-- start of EXCERPTED RECORDS --

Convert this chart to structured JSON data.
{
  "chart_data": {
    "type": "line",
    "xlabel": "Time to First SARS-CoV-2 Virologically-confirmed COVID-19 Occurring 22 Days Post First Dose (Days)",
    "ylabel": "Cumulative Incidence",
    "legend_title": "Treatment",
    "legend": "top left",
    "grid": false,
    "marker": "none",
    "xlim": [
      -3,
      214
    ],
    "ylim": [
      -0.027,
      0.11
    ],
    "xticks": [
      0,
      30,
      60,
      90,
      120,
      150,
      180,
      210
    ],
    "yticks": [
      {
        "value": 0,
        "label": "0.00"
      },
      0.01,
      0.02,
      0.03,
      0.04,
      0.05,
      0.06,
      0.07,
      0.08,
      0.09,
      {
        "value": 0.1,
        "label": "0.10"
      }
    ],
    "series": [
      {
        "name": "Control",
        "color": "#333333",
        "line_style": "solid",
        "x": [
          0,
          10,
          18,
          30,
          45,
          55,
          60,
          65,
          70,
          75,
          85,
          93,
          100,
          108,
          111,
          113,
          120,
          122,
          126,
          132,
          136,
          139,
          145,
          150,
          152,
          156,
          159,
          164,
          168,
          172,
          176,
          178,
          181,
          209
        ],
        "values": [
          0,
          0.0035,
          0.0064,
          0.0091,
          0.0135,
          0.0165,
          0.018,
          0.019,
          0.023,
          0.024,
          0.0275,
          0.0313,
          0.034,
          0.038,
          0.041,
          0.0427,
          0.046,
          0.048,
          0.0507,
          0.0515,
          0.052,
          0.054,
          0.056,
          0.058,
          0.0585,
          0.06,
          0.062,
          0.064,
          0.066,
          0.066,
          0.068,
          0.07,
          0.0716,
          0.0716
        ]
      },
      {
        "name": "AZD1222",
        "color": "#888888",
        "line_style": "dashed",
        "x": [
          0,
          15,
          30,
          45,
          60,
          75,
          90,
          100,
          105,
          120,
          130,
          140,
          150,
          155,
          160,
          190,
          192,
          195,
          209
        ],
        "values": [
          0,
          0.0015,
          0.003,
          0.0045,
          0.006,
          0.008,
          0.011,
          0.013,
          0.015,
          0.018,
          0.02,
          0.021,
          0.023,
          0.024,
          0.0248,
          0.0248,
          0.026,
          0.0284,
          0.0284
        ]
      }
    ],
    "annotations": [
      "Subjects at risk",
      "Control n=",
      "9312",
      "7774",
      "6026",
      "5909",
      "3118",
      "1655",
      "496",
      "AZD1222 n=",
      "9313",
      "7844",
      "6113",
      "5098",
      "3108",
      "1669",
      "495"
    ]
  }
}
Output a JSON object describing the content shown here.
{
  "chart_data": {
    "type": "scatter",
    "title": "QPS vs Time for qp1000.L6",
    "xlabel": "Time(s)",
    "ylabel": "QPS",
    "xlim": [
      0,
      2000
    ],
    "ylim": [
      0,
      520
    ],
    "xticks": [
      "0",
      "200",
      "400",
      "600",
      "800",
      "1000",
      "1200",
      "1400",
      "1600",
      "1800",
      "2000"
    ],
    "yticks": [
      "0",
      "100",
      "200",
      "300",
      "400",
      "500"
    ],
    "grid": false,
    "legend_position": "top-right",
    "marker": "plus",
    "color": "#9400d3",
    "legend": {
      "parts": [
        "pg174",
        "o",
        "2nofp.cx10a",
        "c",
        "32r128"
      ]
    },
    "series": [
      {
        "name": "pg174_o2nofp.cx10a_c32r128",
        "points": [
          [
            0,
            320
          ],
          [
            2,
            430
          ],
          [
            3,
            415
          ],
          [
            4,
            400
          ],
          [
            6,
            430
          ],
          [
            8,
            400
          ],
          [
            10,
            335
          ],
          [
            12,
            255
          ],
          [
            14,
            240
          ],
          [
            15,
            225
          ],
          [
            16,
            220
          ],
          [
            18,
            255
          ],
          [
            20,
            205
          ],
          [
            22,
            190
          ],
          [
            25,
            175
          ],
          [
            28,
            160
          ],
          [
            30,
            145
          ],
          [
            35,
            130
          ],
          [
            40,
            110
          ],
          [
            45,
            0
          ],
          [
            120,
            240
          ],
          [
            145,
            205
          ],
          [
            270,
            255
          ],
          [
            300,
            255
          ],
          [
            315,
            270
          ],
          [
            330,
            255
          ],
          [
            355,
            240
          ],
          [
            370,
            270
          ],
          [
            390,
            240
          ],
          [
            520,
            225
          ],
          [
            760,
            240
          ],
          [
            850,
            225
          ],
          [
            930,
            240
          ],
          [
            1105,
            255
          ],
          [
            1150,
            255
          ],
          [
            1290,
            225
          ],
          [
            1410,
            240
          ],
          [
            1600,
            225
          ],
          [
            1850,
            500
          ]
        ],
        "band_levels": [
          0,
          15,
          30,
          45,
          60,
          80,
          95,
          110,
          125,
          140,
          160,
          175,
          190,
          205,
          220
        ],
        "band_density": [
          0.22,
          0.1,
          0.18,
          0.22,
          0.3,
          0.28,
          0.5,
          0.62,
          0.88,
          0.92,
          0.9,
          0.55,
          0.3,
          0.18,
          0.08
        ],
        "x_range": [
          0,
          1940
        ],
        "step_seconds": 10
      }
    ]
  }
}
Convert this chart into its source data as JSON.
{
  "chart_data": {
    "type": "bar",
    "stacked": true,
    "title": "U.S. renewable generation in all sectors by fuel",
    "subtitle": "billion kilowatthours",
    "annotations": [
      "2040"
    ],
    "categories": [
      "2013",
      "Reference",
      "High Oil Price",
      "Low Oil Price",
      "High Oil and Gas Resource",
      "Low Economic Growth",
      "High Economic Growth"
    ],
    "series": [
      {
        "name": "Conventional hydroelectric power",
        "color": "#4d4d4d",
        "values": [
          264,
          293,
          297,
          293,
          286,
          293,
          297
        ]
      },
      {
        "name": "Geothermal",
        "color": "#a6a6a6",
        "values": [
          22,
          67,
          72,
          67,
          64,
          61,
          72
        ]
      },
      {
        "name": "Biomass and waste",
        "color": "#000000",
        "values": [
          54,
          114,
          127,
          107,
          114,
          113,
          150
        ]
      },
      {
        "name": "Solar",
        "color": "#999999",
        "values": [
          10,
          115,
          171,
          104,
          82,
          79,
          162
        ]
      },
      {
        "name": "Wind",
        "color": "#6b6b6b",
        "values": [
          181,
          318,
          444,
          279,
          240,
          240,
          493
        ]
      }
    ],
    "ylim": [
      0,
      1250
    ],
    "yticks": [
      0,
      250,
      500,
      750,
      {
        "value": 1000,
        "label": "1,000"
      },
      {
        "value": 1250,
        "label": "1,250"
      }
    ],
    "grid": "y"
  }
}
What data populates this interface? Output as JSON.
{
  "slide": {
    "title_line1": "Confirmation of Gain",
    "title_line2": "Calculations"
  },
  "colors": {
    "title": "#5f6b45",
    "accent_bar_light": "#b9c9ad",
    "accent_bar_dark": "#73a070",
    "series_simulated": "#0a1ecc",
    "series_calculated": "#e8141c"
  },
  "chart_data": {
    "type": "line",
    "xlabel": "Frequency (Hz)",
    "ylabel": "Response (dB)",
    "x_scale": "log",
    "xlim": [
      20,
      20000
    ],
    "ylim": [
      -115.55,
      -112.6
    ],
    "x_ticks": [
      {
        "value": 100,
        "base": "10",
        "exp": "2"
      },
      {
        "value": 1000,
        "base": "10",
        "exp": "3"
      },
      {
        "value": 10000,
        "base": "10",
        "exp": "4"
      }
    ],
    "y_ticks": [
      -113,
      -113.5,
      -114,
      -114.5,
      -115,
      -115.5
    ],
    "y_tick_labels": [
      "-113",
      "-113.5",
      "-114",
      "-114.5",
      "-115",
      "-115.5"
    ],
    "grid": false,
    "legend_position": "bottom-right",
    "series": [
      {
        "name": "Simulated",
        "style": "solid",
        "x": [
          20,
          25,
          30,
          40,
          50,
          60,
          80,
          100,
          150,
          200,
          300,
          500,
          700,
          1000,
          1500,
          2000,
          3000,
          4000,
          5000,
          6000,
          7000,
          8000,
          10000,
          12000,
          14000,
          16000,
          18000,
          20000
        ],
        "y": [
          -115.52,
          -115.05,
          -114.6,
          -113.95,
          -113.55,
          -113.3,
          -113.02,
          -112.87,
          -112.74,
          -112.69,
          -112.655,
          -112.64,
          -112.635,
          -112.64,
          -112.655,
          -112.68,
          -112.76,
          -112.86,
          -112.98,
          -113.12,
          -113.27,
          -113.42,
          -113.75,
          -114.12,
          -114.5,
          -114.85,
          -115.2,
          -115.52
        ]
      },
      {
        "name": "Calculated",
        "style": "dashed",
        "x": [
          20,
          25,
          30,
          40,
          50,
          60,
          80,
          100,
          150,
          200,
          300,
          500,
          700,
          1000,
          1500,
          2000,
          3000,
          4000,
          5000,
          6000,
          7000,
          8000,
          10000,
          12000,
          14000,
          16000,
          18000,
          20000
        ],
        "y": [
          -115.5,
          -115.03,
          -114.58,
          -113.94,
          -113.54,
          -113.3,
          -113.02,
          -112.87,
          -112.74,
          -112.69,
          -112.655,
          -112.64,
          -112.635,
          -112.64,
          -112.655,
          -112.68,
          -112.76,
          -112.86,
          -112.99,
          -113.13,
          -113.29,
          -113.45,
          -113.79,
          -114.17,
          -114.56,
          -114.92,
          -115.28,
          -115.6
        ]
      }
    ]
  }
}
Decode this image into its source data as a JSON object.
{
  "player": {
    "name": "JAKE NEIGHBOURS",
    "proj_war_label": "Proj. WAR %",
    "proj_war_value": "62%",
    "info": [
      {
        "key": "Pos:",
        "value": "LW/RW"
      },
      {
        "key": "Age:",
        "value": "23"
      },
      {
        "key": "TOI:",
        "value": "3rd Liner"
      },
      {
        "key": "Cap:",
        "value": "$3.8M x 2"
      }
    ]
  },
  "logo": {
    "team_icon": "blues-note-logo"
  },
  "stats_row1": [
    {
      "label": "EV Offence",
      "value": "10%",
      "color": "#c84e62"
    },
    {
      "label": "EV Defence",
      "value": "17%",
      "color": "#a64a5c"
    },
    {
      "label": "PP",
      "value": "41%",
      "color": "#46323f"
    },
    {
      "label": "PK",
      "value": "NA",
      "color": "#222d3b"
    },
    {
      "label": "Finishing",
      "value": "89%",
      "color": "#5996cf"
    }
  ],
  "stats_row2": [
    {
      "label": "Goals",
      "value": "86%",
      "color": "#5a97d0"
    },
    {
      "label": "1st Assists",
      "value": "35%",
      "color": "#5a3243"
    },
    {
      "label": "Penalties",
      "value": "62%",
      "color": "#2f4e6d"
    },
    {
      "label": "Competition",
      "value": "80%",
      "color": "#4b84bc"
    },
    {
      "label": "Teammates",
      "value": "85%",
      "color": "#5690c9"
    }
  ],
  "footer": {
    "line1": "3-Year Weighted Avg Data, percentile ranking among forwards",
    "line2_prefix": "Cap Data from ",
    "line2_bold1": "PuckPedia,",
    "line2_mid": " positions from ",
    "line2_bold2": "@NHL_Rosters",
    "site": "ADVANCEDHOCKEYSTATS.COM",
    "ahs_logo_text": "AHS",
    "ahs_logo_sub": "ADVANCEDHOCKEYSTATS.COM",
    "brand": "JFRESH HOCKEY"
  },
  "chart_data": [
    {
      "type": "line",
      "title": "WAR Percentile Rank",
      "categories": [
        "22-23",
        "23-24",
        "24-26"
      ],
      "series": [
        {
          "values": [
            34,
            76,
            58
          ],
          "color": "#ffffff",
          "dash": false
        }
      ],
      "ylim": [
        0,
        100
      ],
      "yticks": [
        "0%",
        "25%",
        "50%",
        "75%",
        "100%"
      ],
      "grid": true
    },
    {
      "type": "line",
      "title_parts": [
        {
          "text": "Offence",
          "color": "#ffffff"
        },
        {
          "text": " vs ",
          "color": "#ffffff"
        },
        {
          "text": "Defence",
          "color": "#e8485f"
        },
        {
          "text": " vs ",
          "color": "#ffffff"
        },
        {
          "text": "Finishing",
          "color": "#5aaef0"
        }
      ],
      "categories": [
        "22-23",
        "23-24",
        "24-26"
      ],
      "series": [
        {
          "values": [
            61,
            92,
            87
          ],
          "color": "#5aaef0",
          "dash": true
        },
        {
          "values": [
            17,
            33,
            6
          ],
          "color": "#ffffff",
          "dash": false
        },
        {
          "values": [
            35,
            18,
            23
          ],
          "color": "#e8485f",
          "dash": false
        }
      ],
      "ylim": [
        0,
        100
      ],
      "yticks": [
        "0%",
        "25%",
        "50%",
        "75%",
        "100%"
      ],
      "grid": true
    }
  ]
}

-- end of EXCERPTED RECORDS --

### DIRECTIONS
Among the entries above, identify all lines with "ADVANCEDHOCKEYSTATS" and copy them.

### EXERCISE RESPONSE
    "site": "ADVANCEDHOCKEYSTATS.COM",
    "ahs_logo_sub": "ADVANCEDHOCKEYSTATS.COM",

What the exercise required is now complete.